Pick out the lines below with "oder" and list them.
__________
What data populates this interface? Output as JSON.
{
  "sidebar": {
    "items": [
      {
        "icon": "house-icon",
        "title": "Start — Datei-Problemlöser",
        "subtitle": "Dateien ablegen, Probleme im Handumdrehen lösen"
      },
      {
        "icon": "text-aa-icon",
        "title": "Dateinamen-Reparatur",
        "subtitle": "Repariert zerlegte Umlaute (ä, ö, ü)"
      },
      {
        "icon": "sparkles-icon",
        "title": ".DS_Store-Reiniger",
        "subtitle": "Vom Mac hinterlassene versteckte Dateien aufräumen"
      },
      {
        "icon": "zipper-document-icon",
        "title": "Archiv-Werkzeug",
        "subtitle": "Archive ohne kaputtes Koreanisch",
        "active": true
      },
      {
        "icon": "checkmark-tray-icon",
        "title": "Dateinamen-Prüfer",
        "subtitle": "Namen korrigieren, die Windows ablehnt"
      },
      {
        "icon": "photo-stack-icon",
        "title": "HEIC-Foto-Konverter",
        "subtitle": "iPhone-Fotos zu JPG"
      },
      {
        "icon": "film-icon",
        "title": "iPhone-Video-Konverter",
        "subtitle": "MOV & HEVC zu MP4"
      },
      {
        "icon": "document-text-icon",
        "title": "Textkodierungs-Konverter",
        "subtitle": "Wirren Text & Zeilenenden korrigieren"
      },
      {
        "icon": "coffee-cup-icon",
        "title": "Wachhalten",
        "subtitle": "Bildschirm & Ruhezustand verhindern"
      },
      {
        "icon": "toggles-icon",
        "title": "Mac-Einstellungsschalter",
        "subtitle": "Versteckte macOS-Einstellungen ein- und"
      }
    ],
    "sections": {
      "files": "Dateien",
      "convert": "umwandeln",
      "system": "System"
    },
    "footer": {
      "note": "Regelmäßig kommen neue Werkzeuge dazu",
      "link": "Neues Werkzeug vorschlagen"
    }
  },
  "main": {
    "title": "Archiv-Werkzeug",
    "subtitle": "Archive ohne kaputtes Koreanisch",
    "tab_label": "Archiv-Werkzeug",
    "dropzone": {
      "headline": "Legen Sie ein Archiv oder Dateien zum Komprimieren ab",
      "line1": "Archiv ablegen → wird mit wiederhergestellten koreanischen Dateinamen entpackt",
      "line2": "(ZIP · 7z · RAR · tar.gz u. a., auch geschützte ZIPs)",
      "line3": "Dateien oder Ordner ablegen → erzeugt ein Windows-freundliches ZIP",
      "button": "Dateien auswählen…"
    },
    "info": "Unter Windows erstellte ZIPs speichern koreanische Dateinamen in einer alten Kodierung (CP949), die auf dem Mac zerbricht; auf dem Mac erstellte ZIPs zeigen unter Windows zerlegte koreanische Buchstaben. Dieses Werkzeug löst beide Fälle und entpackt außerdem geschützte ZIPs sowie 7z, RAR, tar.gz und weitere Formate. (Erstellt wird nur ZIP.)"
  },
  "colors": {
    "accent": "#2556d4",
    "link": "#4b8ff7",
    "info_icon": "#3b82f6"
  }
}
__________
* [CORRECT ANSWER]:
      "headline": "Legen Sie ein Archiv oder Dateien zum Komprimieren ab",
      "line3": "Dateien oder Ordner ablegen → erzeugt ein Windows-freundliches ZIP",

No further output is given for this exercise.